*Required work*.
Entries follow. Set all of them down as they stand.
☆ ☆ ☆
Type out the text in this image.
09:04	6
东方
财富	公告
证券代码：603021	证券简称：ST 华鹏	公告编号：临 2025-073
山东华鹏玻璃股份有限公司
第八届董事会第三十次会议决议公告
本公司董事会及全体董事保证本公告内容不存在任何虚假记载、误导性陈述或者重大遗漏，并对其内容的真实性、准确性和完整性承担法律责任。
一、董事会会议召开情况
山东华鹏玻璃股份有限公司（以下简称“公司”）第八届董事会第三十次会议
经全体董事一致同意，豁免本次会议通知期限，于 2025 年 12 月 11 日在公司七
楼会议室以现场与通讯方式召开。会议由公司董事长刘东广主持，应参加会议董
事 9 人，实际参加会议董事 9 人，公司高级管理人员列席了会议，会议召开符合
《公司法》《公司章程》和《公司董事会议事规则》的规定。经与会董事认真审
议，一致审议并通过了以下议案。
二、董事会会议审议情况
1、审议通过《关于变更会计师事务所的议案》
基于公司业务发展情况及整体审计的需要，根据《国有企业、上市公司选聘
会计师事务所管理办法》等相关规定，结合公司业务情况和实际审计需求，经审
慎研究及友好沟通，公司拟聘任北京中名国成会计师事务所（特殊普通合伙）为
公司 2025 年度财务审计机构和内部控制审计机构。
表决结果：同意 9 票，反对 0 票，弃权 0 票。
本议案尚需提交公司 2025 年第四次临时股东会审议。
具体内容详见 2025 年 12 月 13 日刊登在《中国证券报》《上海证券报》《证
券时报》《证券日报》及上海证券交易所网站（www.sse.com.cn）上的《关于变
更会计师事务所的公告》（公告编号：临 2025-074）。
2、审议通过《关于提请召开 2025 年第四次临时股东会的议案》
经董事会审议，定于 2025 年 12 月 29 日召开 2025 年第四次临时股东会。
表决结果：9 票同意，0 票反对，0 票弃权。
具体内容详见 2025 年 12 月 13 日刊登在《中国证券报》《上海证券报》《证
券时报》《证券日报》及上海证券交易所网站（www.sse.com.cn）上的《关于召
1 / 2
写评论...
☆ ☆ ☆
*Complete response*.
Type out the text in this image.
09:04	6
东方
财富	公告
证券代码：603021	证券简称：ST 华鹏	公告编号：临 2025-073
山东华鹏玻璃股份有限公司
第八届董事会第三十次会议决议公告
本公司董事会及全体董事保证本公告内容不存在任何虚假记载、误导性陈述或者重大遗漏，并对其内容的真实性、准确性和完整性承担法律责任。
一、董事会会议召开情况
山东华鹏玻璃股份有限公司（以下简称“公司”）第八届董事会第三十次会议
经全体董事一致同意，豁免本次会议通知期限，于 2025 年 12 月 11 日在公司七
楼会议室以现场与通讯方式召开。会议由公司董事长刘东广主持，应参加会议董
事 9 人，实际参加会议董事 9 人，公司高级管理人员列席了会议，会议召开符合
《公司法》《公司章程》和《公司董事会议事规则》的规定。经与会董事认真审
议，一致审议并通过了以下议案。
二、董事会会议审议情况
1、审议通过《关于变更会计师事务所的议案》
基于公司业务发展情况及整体审计的需要，根据《国有企业、上市公司选聘
会计师事务所管理办法》等相关规定，结合公司业务情况和实际审计需求，经审
慎研究及友好沟通，公司拟聘任北京中名国成会计师事务所（特殊普通合伙）为
公司 2025 年度财务审计机构和内部控制审计机构。
表决结果：同意 9 票，反对 0 票，弃权 0 票。
本议案尚需提交公司 2025 年第四次临时股东会审议。
具体内容详见 2025 年 12 月 13 日刊登在《中国证券报》《上海证券报》《证
券时报》《证券日报》及上海证券交易所网站（www.sse.com.cn）上的《关于变
更会计师事务所的公告》（公告编号：临 2025-074）。
2、审议通过《关于提请召开 2025 年第四次临时股东会的议案》
经董事会审议，定于 2025 年 12 月 29 日召开 2025 年第四次临时股东会。
表决结果：9 票同意，0 票反对，0 票弃权。
具体内容详见 2025 年 12 月 13 日刊登在《中国证券报》《上海证券报》《证
券时报》《证券日报》及上海证券交易所网站（www.sse.com.cn）上的《关于召
1 / 2
写评论...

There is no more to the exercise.